▸ **WORK TO COMPLETE**:
Reproduce the records below exactly as they appear, omitting any pictures they contain.

▸ **ENTRIES PROVIDED**:
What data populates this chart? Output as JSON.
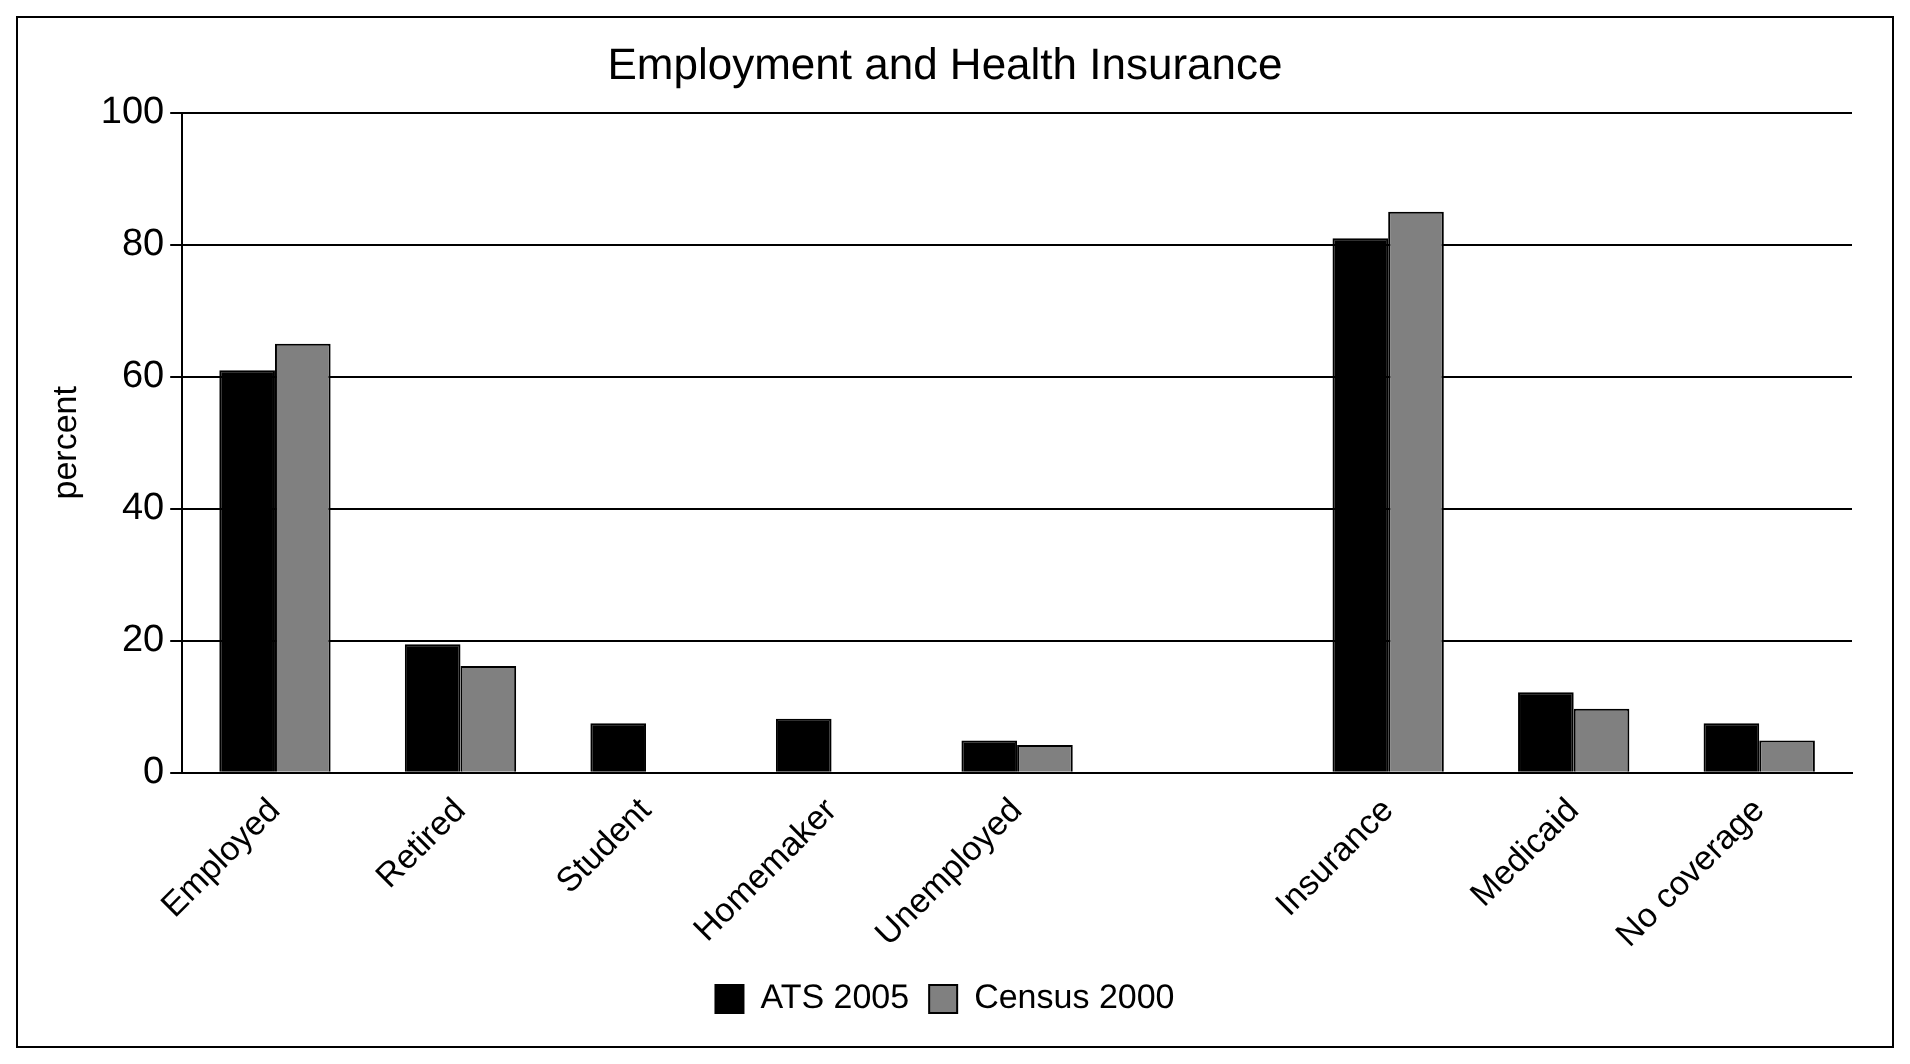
{
  "chart_data": {
    "type": "bar",
    "title": "Employment and Health Insurance",
    "ylabel": "percent",
    "categories": [
      "Employed",
      "Retired",
      "Student",
      "Homemaker",
      "Unemployed",
      null,
      "Insurance",
      "Medicaid",
      "No coverage"
    ],
    "series": [
      {
        "name": "ATS 2005",
        "color": "#000000",
        "values": [
          61,
          19.5,
          7.5,
          8.2,
          4.9,
          null,
          81,
          12.2,
          7.5
        ]
      },
      {
        "name": "Census 2000",
        "color": "#808080",
        "values": [
          65,
          16.2,
          null,
          null,
          4.2,
          null,
          85,
          9.7,
          4.9
        ]
      }
    ],
    "ylim": [
      0,
      100
    ],
    "yticks": [
      0,
      20,
      40,
      60,
      80,
      100
    ],
    "grid": "y",
    "legend": "bottom"
  }
}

▸ **WORKED SOLUTION**:
What data populates this chart? Output as JSON.
{
  "chart_data": {
    "type": "bar",
    "title": "Employment and Health Insurance",
    "ylabel": "percent",
    "categories": [
      "Employed",
      "Retired",
      "Student",
      "Homemaker",
      "Unemployed",
      null,
      "Insurance",
      "Medicaid",
      "No coverage"
    ],
    "series": [
      {
        "name": "ATS 2005",
        "color": "#000000",
        "values": [
          61,
          19.5,
          7.5,
          8.2,
          4.9,
          null,
          81,
          12.2,
          7.5
        ]
      },
      {
        "name": "Census 2000",
        "color": "#808080",
        "values": [
          65,
          16.2,
          null,
          null,
          4.2,
          null,
          85,
          9.7,
          4.9
        ]
      }
    ],
    "ylim": [
      0,
      100
    ],
    "yticks": [
      0,
      20,
      40,
      60,
      80,
      100
    ],
    "grid": "y",
    "legend": "bottom"
  }
}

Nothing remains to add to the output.